(Extracts from a graphics dataset)
# # # # #

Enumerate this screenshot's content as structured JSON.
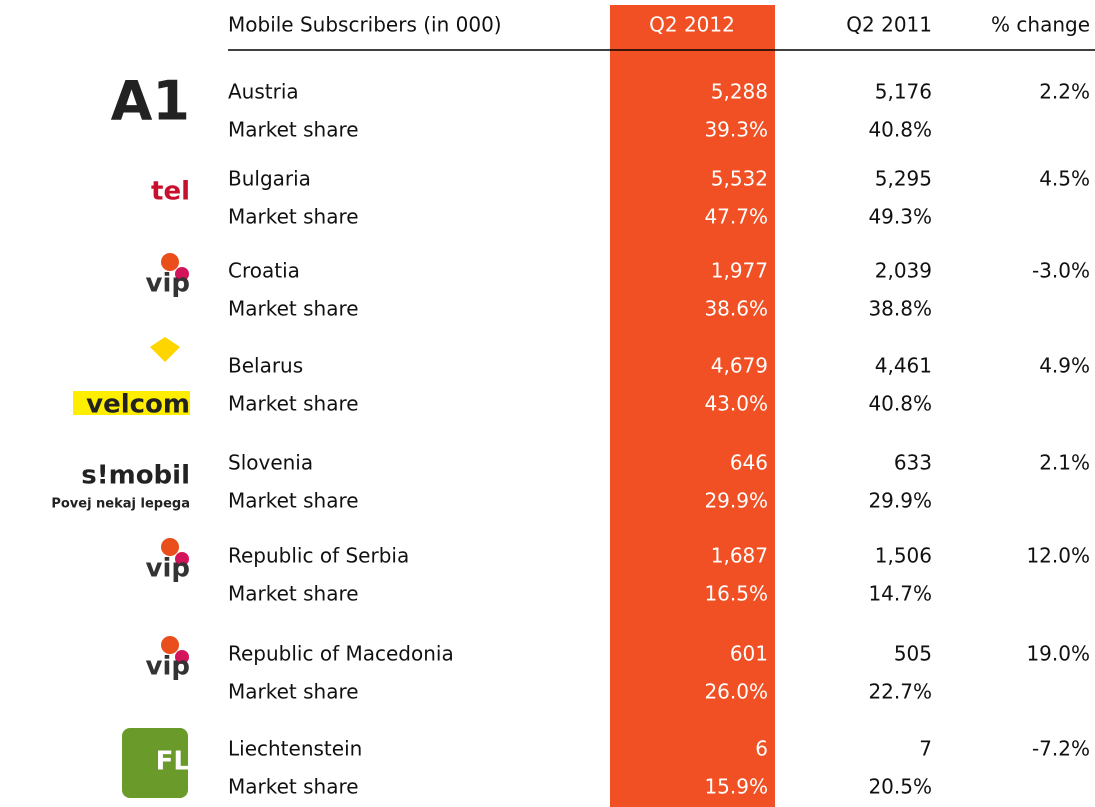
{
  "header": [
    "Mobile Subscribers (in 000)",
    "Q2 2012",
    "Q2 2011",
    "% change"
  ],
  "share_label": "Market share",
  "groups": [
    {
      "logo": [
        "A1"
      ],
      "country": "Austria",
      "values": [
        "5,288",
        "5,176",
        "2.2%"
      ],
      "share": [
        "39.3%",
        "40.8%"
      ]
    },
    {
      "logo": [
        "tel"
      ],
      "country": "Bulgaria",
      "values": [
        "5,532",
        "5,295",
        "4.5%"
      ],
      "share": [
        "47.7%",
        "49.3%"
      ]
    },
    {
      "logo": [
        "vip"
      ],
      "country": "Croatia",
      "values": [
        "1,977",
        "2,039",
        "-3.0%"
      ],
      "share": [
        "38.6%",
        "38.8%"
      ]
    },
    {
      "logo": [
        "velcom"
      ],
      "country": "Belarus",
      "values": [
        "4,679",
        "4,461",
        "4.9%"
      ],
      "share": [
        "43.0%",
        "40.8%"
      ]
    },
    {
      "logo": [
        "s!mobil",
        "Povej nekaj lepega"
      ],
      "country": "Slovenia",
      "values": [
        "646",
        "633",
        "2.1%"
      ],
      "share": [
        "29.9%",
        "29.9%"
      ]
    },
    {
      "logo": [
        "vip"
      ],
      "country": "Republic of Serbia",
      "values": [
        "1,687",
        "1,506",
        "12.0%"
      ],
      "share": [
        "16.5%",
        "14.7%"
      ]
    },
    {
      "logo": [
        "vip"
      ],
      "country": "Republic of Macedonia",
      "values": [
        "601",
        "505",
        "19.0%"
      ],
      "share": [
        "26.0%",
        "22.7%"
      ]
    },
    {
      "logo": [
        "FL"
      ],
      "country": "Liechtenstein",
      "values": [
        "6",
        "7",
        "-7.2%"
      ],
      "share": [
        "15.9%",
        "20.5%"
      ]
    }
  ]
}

# # # # #

Written problem - Without including any pictures, print all of the material exactly as given.

Answer -
Enumerate this screenshot's content as structured JSON.
{
  "header": [
    "Mobile Subscribers (in 000)",
    "Q2 2012",
    "Q2 2011",
    "% change"
  ],
  "share_label": "Market share",
  "groups": [
    {
      "logo": [
        "A1"
      ],
      "country": "Austria",
      "values": [
        "5,288",
        "5,176",
        "2.2%"
      ],
      "share": [
        "39.3%",
        "40.8%"
      ]
    },
    {
      "logo": [
        "tel"
      ],
      "country": "Bulgaria",
      "values": [
        "5,532",
        "5,295",
        "4.5%"
      ],
      "share": [
        "47.7%",
        "49.3%"
      ]
    },
    {
      "logo": [
        "vip"
      ],
      "country": "Croatia",
      "values": [
        "1,977",
        "2,039",
        "-3.0%"
      ],
      "share": [
        "38.6%",
        "38.8%"
      ]
    },
    {
      "logo": [
        "velcom"
      ],
      "country": "Belarus",
      "values": [
        "4,679",
        "4,461",
        "4.9%"
      ],
      "share": [
        "43.0%",
        "40.8%"
      ]
    },
    {
      "logo": [
        "s!mobil",
        "Povej nekaj lepega"
      ],
      "country": "Slovenia",
      "values": [
        "646",
        "633",
        "2.1%"
      ],
      "share": [
        "29.9%",
        "29.9%"
      ]
    },
    {
      "logo": [
        "vip"
      ],
      "country": "Republic of Serbia",
      "values": [
        "1,687",
        "1,506",
        "12.0%"
      ],
      "share": [
        "16.5%",
        "14.7%"
      ]
    },
    {
      "logo": [
        "vip"
      ],
      "country": "Republic of Macedonia",
      "values": [
        "601",
        "505",
        "19.0%"
      ],
      "share": [
        "26.0%",
        "22.7%"
      ]
    },
    {
      "logo": [
        "FL"
      ],
      "country": "Liechtenstein",
      "values": [
        "6",
        "7",
        "-7.2%"
      ],
      "share": [
        "15.9%",
        "20.5%"
      ]
    }
  ]
}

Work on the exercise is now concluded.